Go through the material below and copy each line where the word "نظام" appears.

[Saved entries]

[Begin]

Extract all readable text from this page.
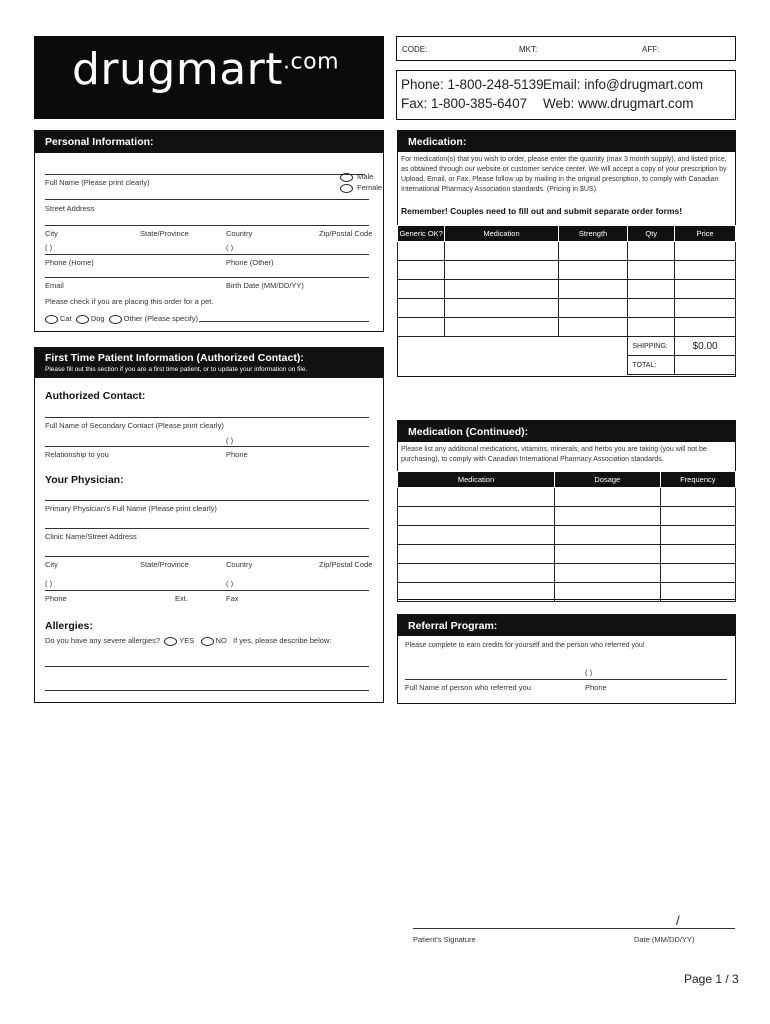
drugmart$^{.com}$	CODE:	MKT:	AFF:
Phone: 1-800-248-5139
Fax: 1-800-385-6407
Email: info@drugmart.com
Web: www.drugmart.com
Personal Information:
Full Name (Please print clearly)
Male
Female
Street Address
City	State/Province	Country	Zip/Postal Code
( )	( )
Phone (Home)	Phone (Other)
Email	Birth Date (MM/DD/YY)
Please check if you are placing this order for a pet.
Cat	Dog	Other (Please specify)
First Time Patient Information (Authorized Contact):
Please fill out this section if you are a first time patient, or to update your information on file.
Authorized Contact:
Full Name of Secondary Contact (Please print clearly)
( )
Relationship to you	Phone
Your Physician:
Primary Physician's Full Name (Please print clearly)
Clinic Name/Street Address
City	State/Province	Country	Zip/Postal Code
( )	( )
Phone	Ext.	Fax
Allergies:
Do you have any severe allergies?	YES	NO If yes, please describe below:
Medication:
For medication(s) that you wish to order, please enter the quantity (max 3 month supply), and listed price, as obtained through our website or customer service center. We will accept a copy of your prescription by Upload, Email, or Fax. Please follow up by mailing in the original prescription, to comply with Canadian International Pharmacy Association standards. (Pricing in $US).
Remember! Couples need to fill out and submit separate order forms!
Generic OK?	Medication	Strength	Qty	Price

			SHIPPING:	$0.00
			TOTAL:	
Medication (Continued):
Please list any additional medications, vitamins, minerals, and herbs you are taking (you will not be purchasing), to comply with Canadian International Pharmacy Association standards.
Medication	Dosage	Frequency

Referral Program:
Please complete to earn credits for yourself and the person who referred you!
( )
Full Name of person who referred you	Phone
/
Patient's Signature	Date (MM/DD/YY)
Page 1 / 3
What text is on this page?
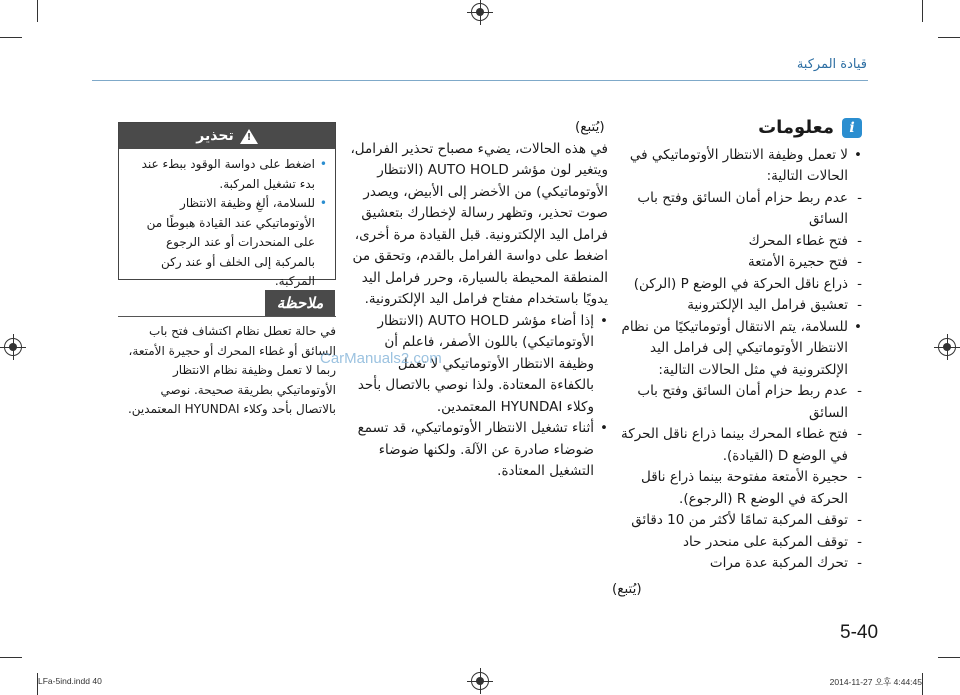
قيادة المركبة
i
معلومات
• لا تعمل وظيفة الانتظار الأوتوماتيكي في الحالات التالية:
- عدم ربط حزام أمان السائق وفتح باب السائق
- فتح غطاء المحرك
- فتح حجيرة الأمتعة
- ذراع ناقل الحركة في الوضع P (الركن)
- تعشيق فرامل اليد الإلكترونية
• للسلامة، يتم الانتقال أوتوماتيكيًا من نظام الانتظار الأوتوماتيكي إلى فرامل اليد الإلكترونية في مثل الحالات التالية:
- عدم ربط حزام أمان السائق وفتح باب السائق
- فتح غطاء المحرك بينما ذراع ناقل الحركة في الوضع D (القيادة).
- حجيرة الأمتعة مفتوحة بينما ذراع ناقل الحركة في الوضع R (الرجوع).
- توقف المركبة تمامًا لأكثر من 10 دقائق
- توقف المركبة على منحدر حاد
- تحرك المركبة عدة مرات
(يُتبع)
(يُتبع)
في هذه الحالات، يضيء مصباح تحذير الفرامل، ويتغير لون مؤشر AUTO HOLD (الانتظار الأوتوماتيكي) من الأخضر إلى الأبيض، ويصدر صوت تحذير، وتظهر رسالة لإخطارك بتعشيق فرامل اليد الإلكترونية. قبل القيادة مرة أخرى، اضغط على دواسة الفرامل بالقدم، وتحقق من المنطقة المحيطة بالسيارة، وحرر فرامل اليد يدويًا باستخدام مفتاح فرامل اليد الإلكترونية.
• إذا أضاء مؤشر AUTO HOLD (الانتظار الأوتوماتيكي) باللون الأصفر، فاعلم أن وظيفة الانتظار الأوتوماتيكي لا تعمل بالكفاءة المعتادة. ولذا نوصي بالاتصال بأحد وكلاء HYUNDAI المعتمدين.
• أثناء تشغيل الانتظار الأوتوماتيكي، قد تسمع ضوضاء صادرة عن الآلة. ولكنها ضوضاء التشغيل المعتادة.
تحذير !
• اضغط على دواسة الوقود ببطء عند بدء تشغيل المركبة.
• للسلامة، ألغِ وظيفة الانتظار الأوتوماتيكي عند القيادة هبوطًا من على المنحدرات أو عند الرجوع بالمركبة إلى الخلف أو عند ركن المركبة.
ملاحظة
في حالة تعطل نظام اكتشاف فتح باب السائق أو غطاء المحرك أو حجيرة الأمتعة، ربما لا تعمل وظيفة نظام الانتظار الأوتوماتيكي بطريقة صحيحة. نوصي بالاتصال بأحد وكلاء HYUNDAI المعتمدين.
CarManuals2.com
5-40
LFa-5ind.indd 40	2014-11-27 오후 4:44:45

[End]

RESULT:
• للسلامة، يتم الانتقال أوتوماتيكيًا من نظام الانتظار الأوتوماتيكي إلى فرامل اليد الإلكترونية في مثل الحالات التالية:
في حالة تعطل نظام اكتشاف فتح باب السائق أو غطاء المحرك أو حجيرة الأمتعة، ربما لا تعمل وظيفة نظام الانتظار الأوتوماتيكي بطريقة صحيحة. نوصي بالاتصال بأحد وكلاء HYUNDAI المعتمدين.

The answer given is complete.